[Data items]
────────────────────

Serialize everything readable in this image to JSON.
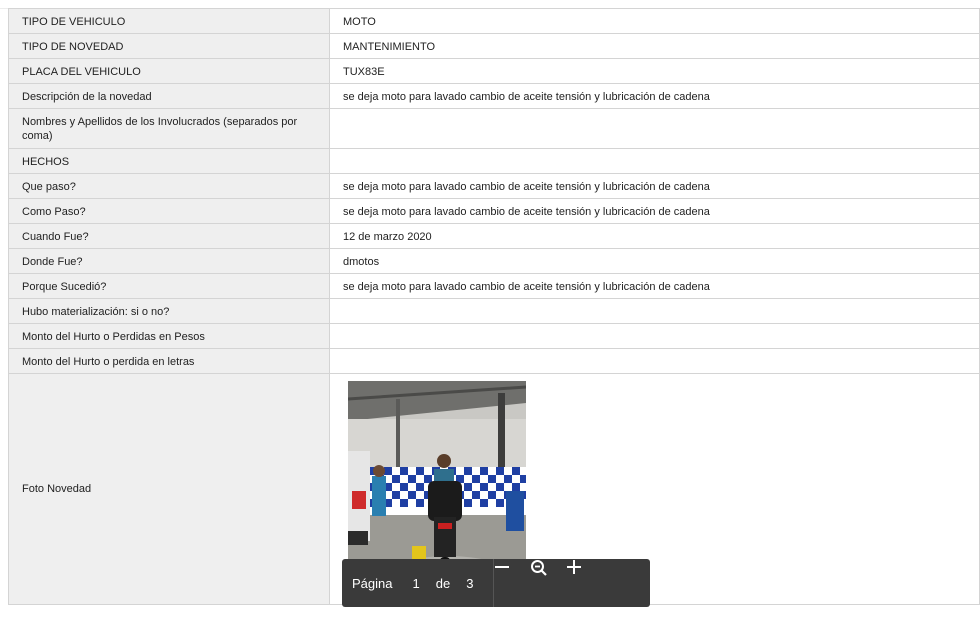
{
  "rows": [
    {
      "label": "TIPO DE VEHICULO",
      "value": "MOTO"
    },
    {
      "label": "TIPO DE NOVEDAD",
      "value": "MANTENIMIENTO"
    },
    {
      "label": "PLACA DEL VEHICULO",
      "value": "TUX83E"
    },
    {
      "label": "Descripción de la novedad",
      "value": "se deja moto para lavado cambio de aceite tensión y lubricación de cadena"
    },
    {
      "label": "Nombres y Apellidos de los Involucrados (separados por coma)",
      "value": ""
    },
    {
      "label": "HECHOS",
      "value": ""
    },
    {
      "label": "Que paso?",
      "value": "se deja moto para lavado cambio de aceite tensión y lubricación de cadena"
    },
    {
      "label": "Como Paso?",
      "value": "se deja moto para lavado cambio de aceite tensión y lubricación de cadena"
    },
    {
      "label": "Cuando Fue?",
      "value": "12 de marzo 2020"
    },
    {
      "label": "Donde Fue?",
      "value": "dmotos"
    },
    {
      "label": "Porque Sucedió?",
      "value": "se deja moto para lavado cambio de aceite tensión y lubricación de cadena"
    },
    {
      "label": "Hubo materialización: si o no?",
      "value": ""
    },
    {
      "label": "Monto del Hurto o Perdidas en Pesos",
      "value": ""
    },
    {
      "label": "Monto del Hurto o perdida en letras",
      "value": ""
    },
    {
      "label": "Foto Novedad",
      "value": ""
    }
  ],
  "pager": {
    "label": "Página",
    "current": "1",
    "of": "de",
    "total": "3",
    "icons": [
      "minus-icon",
      "zoom-out-icon",
      "plus-icon"
    ]
  },
  "colors": {
    "label_bg": "#efefef",
    "border": "#d4d4d4",
    "pager_bg": "#3a3a3a"
  }
}
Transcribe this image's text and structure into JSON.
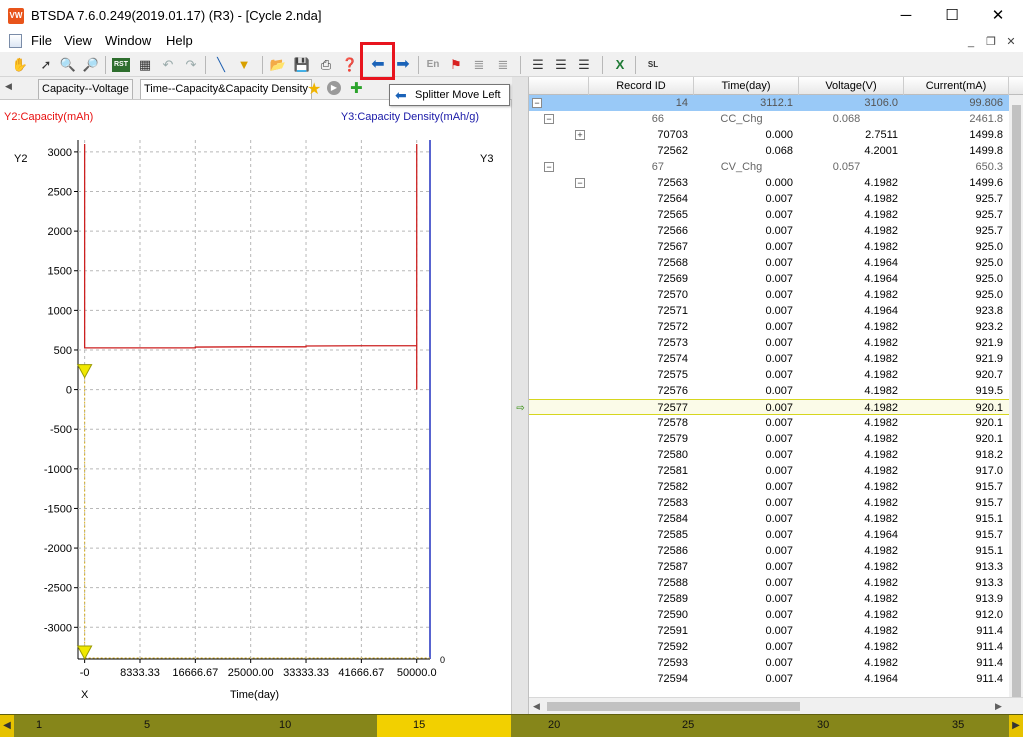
{
  "window": {
    "title": "BTSDA 7.6.0.249(2019.01.17) (R3) - [Cycle 2.nda]",
    "logo_text": "VW",
    "minimize": "─",
    "maximize": "☐",
    "close": "✕"
  },
  "menu": {
    "items": [
      "File",
      "View",
      "Window",
      "Help"
    ],
    "mdi_minimize": "_",
    "mdi_restore": "❐",
    "mdi_close": "✕"
  },
  "toolbar": {
    "icons": [
      "hand",
      "pointer",
      "zoom-in",
      "zoom-area",
      "rst",
      "copy-chart",
      "undo",
      "redo",
      "line-tool",
      "filter",
      "open-folder",
      "save",
      "print",
      "help",
      "splitter-move-left",
      "splitter-move-right",
      "en",
      "marker",
      "cascade-1",
      "cascade-2",
      "grid-1",
      "grid-2",
      "grid-3",
      "excel",
      "export"
    ],
    "en_label": "En",
    "rst_label": "RST",
    "export_label": "SL",
    "tooltip": "Splitter Move Left"
  },
  "tabs": [
    {
      "label": "Capacity--Voltage",
      "active": false
    },
    {
      "label": "Time--Capacity&Capacity Density",
      "active": true
    }
  ],
  "chart": {
    "y2_title": "Y2:Capacity(mAh)",
    "y3_title": "Y3:Capacity Density(mAh/g)",
    "y2_name": "Y2",
    "y3_name": "Y3",
    "x_name": "X",
    "x_title": "Time(day)",
    "y3_tick": "0",
    "colors": {
      "series": "#cc2020",
      "y3_axis": "#2030c0",
      "grid": "#b8b8b8",
      "marker": "#f0e800"
    }
  },
  "chart_data": {
    "type": "line",
    "title": "",
    "xlabel": "Time(day)",
    "ylabel": "Y2:Capacity(mAh)",
    "y2label": "Y3:Capacity Density(mAh/g)",
    "xlim": [
      -1000,
      52000
    ],
    "ylim": [
      -3400,
      3150
    ],
    "x_ticks": [
      "-0",
      "8333.33",
      "16666.67",
      "25000.00",
      "33333.33",
      "41666.67",
      "50000.0"
    ],
    "x_tick_values": [
      0,
      8333.33,
      16666.67,
      25000,
      33333.33,
      41666.67,
      50000
    ],
    "y_ticks": [
      3000,
      2500,
      2000,
      1500,
      1000,
      500,
      0,
      -500,
      -1000,
      -1500,
      -2000,
      -2500,
      -3000
    ],
    "y3_ticks": [
      0
    ],
    "grid": true,
    "series": [
      {
        "x": [
          0,
          0,
          8333.33,
          16666.67,
          16666.67,
          25000,
          33333.33,
          33333.33,
          41666.67,
          50000,
          50000,
          50000
        ],
        "values": [
          3100,
          527,
          527,
          527,
          537,
          540,
          540,
          550,
          553,
          553,
          3100,
          0
        ]
      }
    ]
  },
  "grid": {
    "columns": [
      "Record ID",
      "Time(day)",
      "Voltage(V)",
      "Current(mA)"
    ],
    "summary": {
      "id": "14",
      "time": "3112.1",
      "voltage": "3106.0",
      "current": "99.806"
    },
    "groups": [
      {
        "step": "66",
        "type": "CC_Chg",
        "time": "0.068",
        "current": "2461.8",
        "records": [
          {
            "id": "70703",
            "time": "0.000",
            "voltage": "2.7511",
            "current": "1499.8"
          },
          {
            "id": "72562",
            "time": "0.068",
            "voltage": "4.2001",
            "current": "1499.8"
          }
        ]
      },
      {
        "step": "67",
        "type": "CV_Chg",
        "time": "0.057",
        "current": "650.3",
        "records": [
          {
            "id": "72563",
            "time": "0.000",
            "voltage": "4.1982",
            "current": "1499.6"
          },
          {
            "id": "72564",
            "time": "0.007",
            "voltage": "4.1982",
            "current": "925.7"
          },
          {
            "id": "72565",
            "time": "0.007",
            "voltage": "4.1982",
            "current": "925.7"
          },
          {
            "id": "72566",
            "time": "0.007",
            "voltage": "4.1982",
            "current": "925.7"
          },
          {
            "id": "72567",
            "time": "0.007",
            "voltage": "4.1982",
            "current": "925.0"
          },
          {
            "id": "72568",
            "time": "0.007",
            "voltage": "4.1964",
            "current": "925.0"
          },
          {
            "id": "72569",
            "time": "0.007",
            "voltage": "4.1964",
            "current": "925.0"
          },
          {
            "id": "72570",
            "time": "0.007",
            "voltage": "4.1982",
            "current": "925.0"
          },
          {
            "id": "72571",
            "time": "0.007",
            "voltage": "4.1964",
            "current": "923.8"
          },
          {
            "id": "72572",
            "time": "0.007",
            "voltage": "4.1982",
            "current": "923.2"
          },
          {
            "id": "72573",
            "time": "0.007",
            "voltage": "4.1982",
            "current": "921.9"
          },
          {
            "id": "72574",
            "time": "0.007",
            "voltage": "4.1982",
            "current": "921.9"
          },
          {
            "id": "72575",
            "time": "0.007",
            "voltage": "4.1982",
            "current": "920.7"
          },
          {
            "id": "72576",
            "time": "0.007",
            "voltage": "4.1982",
            "current": "919.5"
          },
          {
            "id": "72577",
            "time": "0.007",
            "voltage": "4.1982",
            "current": "920.1"
          },
          {
            "id": "72578",
            "time": "0.007",
            "voltage": "4.1982",
            "current": "920.1"
          },
          {
            "id": "72579",
            "time": "0.007",
            "voltage": "4.1982",
            "current": "920.1"
          },
          {
            "id": "72580",
            "time": "0.007",
            "voltage": "4.1982",
            "current": "918.2"
          },
          {
            "id": "72581",
            "time": "0.007",
            "voltage": "4.1982",
            "current": "917.0"
          },
          {
            "id": "72582",
            "time": "0.007",
            "voltage": "4.1982",
            "current": "915.7"
          },
          {
            "id": "72583",
            "time": "0.007",
            "voltage": "4.1982",
            "current": "915.7"
          },
          {
            "id": "72584",
            "time": "0.007",
            "voltage": "4.1982",
            "current": "915.1"
          },
          {
            "id": "72585",
            "time": "0.007",
            "voltage": "4.1964",
            "current": "915.7"
          },
          {
            "id": "72586",
            "time": "0.007",
            "voltage": "4.1982",
            "current": "915.1"
          },
          {
            "id": "72587",
            "time": "0.007",
            "voltage": "4.1982",
            "current": "913.3"
          },
          {
            "id": "72588",
            "time": "0.007",
            "voltage": "4.1982",
            "current": "913.3"
          },
          {
            "id": "72589",
            "time": "0.007",
            "voltage": "4.1982",
            "current": "913.9"
          },
          {
            "id": "72590",
            "time": "0.007",
            "voltage": "4.1982",
            "current": "912.0"
          },
          {
            "id": "72591",
            "time": "0.007",
            "voltage": "4.1982",
            "current": "911.4"
          },
          {
            "id": "72592",
            "time": "0.007",
            "voltage": "4.1982",
            "current": "911.4"
          },
          {
            "id": "72593",
            "time": "0.007",
            "voltage": "4.1982",
            "current": "911.4"
          },
          {
            "id": "72594",
            "time": "0.007",
            "voltage": "4.1964",
            "current": "911.4"
          }
        ]
      }
    ],
    "current_record": "72577",
    "expander_plus": "+",
    "expander_minus": "−"
  },
  "cycle_bar": {
    "labels": [
      "1",
      "5",
      "10",
      "15",
      "20",
      "25",
      "30",
      "35"
    ],
    "selected": "15",
    "left_arrow": "◀",
    "right_arrow": "▶"
  }
}
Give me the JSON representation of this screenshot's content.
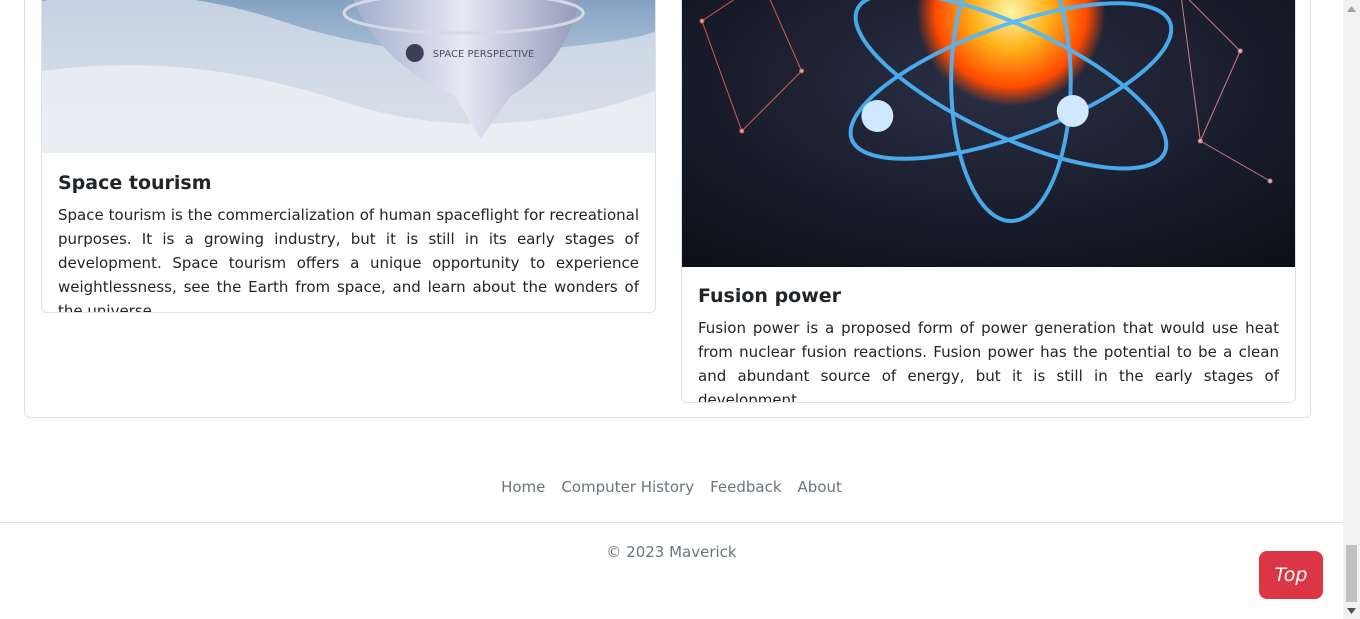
{
  "cards": [
    {
      "title": "Space tourism",
      "text": "Space tourism is the commercialization of human spaceflight for recreational purposes. It is a growing industry, but it is still in its early stages of development. Space tourism offers a unique opportunity to experience weightlessness, see the Earth from space, and learn about the wonders of the universe.",
      "image_alt": "space capsule above earth",
      "image_text": "SPACE PERSPECTIVE"
    },
    {
      "title": "Fusion power",
      "text": "Fusion power is a proposed form of power generation that would use heat from nuclear fusion reactions. Fusion power has the potential to be a clean and abundant source of energy, but it is still in the early stages of development.",
      "image_alt": "glowing atom illustration"
    }
  ],
  "footer": {
    "nav": [
      "Home",
      "Computer History",
      "Feedback",
      "About"
    ],
    "copyright": "© 2023 Maverick"
  },
  "top_button": "Top",
  "colors": {
    "accent_red": "#dc3545",
    "muted_text": "#6c757d",
    "border": "#dee2e6"
  }
}
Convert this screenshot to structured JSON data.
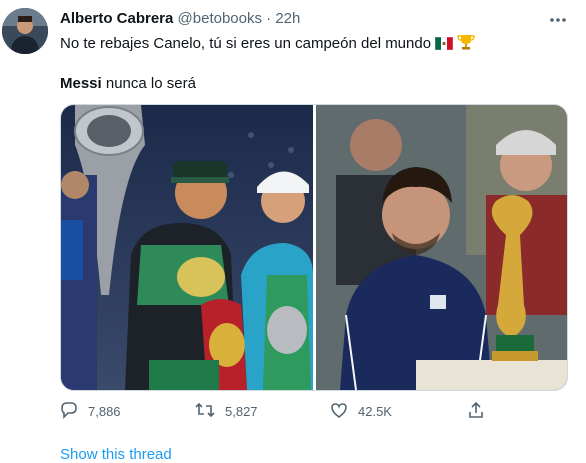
{
  "tweet": {
    "author_name": "Alberto Cabrera",
    "handle": "@betobooks",
    "separator": "·",
    "time": "22h",
    "text_line1": "No te rebajes Canelo, tú si eres un campeón del mundo",
    "text_line2_bold": "Messi",
    "text_line2_rest": " nunca lo será",
    "emoji_flag": "mexico-flag",
    "emoji_trophy": "trophy"
  },
  "actions": {
    "replies": "7,886",
    "retweets": "5,827",
    "likes": "42.5K"
  },
  "show_thread": "Show this thread",
  "images": {
    "left": "canelo-with-belts",
    "right": "messi-with-world-cup"
  },
  "colors": {
    "link": "#1d9bf0",
    "muted": "#536471",
    "text": "#0f1419",
    "argentina_shirt": "#1b2a5c",
    "mexico_green": "#006847",
    "mexico_red": "#ce1126"
  }
}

────────────────────

- REQUIRED WORK
Your task is to gather every line with the word "VEHICULO" and copy it.

- EXERCISE RESPONSE
      "label": "TIPO DE VEHICULO",
      "label": "PLACA DEL VEHICULO",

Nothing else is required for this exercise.